--- BEGIN Items ---

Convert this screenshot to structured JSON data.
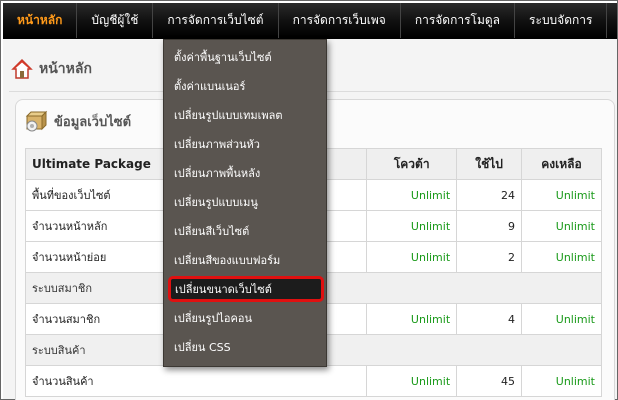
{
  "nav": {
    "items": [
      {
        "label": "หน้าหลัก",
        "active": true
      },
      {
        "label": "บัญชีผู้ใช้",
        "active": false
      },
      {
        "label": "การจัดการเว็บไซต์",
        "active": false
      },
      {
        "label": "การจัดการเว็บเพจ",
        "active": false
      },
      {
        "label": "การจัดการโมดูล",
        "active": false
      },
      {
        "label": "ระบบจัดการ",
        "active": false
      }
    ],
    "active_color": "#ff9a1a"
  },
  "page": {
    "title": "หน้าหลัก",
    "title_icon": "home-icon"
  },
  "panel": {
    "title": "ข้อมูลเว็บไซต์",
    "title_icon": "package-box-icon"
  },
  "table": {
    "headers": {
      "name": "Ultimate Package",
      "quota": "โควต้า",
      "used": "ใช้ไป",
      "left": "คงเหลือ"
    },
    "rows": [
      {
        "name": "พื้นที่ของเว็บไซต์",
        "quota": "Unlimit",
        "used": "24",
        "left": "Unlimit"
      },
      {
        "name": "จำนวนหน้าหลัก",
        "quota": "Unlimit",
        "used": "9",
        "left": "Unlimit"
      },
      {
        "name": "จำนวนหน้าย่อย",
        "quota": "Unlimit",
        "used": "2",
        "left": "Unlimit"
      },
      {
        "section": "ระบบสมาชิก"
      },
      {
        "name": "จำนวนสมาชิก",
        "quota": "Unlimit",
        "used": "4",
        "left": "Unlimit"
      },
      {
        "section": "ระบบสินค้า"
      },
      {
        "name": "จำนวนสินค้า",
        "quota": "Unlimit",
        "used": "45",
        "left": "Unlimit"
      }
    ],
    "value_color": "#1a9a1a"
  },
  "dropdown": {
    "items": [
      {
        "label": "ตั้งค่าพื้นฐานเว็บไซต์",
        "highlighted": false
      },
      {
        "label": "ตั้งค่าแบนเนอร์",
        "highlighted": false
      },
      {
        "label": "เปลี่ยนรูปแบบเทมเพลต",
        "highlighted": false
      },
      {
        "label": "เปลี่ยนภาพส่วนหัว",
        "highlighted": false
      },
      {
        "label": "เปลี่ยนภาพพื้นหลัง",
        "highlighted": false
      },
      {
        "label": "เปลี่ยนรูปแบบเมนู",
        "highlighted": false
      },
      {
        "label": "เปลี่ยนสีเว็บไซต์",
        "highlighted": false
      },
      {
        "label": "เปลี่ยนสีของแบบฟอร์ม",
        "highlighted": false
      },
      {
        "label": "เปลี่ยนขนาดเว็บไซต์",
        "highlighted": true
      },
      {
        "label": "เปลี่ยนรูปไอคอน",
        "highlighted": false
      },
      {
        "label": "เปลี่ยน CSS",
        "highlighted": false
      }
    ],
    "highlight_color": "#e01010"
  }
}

--- END Items ---

◆ **Set exercise**: All records above are to be printed exactly, minus the pictures they contain.

◆ **Solution for this problem**:
Convert this screenshot to structured JSON data.
{
  "nav": {
    "items": [
      {
        "label": "หน้าหลัก",
        "active": true
      },
      {
        "label": "บัญชีผู้ใช้",
        "active": false
      },
      {
        "label": "การจัดการเว็บไซต์",
        "active": false
      },
      {
        "label": "การจัดการเว็บเพจ",
        "active": false
      },
      {
        "label": "การจัดการโมดูล",
        "active": false
      },
      {
        "label": "ระบบจัดการ",
        "active": false
      }
    ],
    "active_color": "#ff9a1a"
  },
  "page": {
    "title": "หน้าหลัก",
    "title_icon": "home-icon"
  },
  "panel": {
    "title": "ข้อมูลเว็บไซต์",
    "title_icon": "package-box-icon"
  },
  "table": {
    "headers": {
      "name": "Ultimate Package",
      "quota": "โควต้า",
      "used": "ใช้ไป",
      "left": "คงเหลือ"
    },
    "rows": [
      {
        "name": "พื้นที่ของเว็บไซต์",
        "quota": "Unlimit",
        "used": "24",
        "left": "Unlimit"
      },
      {
        "name": "จำนวนหน้าหลัก",
        "quota": "Unlimit",
        "used": "9",
        "left": "Unlimit"
      },
      {
        "name": "จำนวนหน้าย่อย",
        "quota": "Unlimit",
        "used": "2",
        "left": "Unlimit"
      },
      {
        "section": "ระบบสมาชิก"
      },
      {
        "name": "จำนวนสมาชิก",
        "quota": "Unlimit",
        "used": "4",
        "left": "Unlimit"
      },
      {
        "section": "ระบบสินค้า"
      },
      {
        "name": "จำนวนสินค้า",
        "quota": "Unlimit",
        "used": "45",
        "left": "Unlimit"
      }
    ],
    "value_color": "#1a9a1a"
  },
  "dropdown": {
    "items": [
      {
        "label": "ตั้งค่าพื้นฐานเว็บไซต์",
        "highlighted": false
      },
      {
        "label": "ตั้งค่าแบนเนอร์",
        "highlighted": false
      },
      {
        "label": "เปลี่ยนรูปแบบเทมเพลต",
        "highlighted": false
      },
      {
        "label": "เปลี่ยนภาพส่วนหัว",
        "highlighted": false
      },
      {
        "label": "เปลี่ยนภาพพื้นหลัง",
        "highlighted": false
      },
      {
        "label": "เปลี่ยนรูปแบบเมนู",
        "highlighted": false
      },
      {
        "label": "เปลี่ยนสีเว็บไซต์",
        "highlighted": false
      },
      {
        "label": "เปลี่ยนสีของแบบฟอร์ม",
        "highlighted": false
      },
      {
        "label": "เปลี่ยนขนาดเว็บไซต์",
        "highlighted": true
      },
      {
        "label": "เปลี่ยนรูปไอคอน",
        "highlighted": false
      },
      {
        "label": "เปลี่ยน CSS",
        "highlighted": false
      }
    ],
    "highlight_color": "#e01010"
  }
}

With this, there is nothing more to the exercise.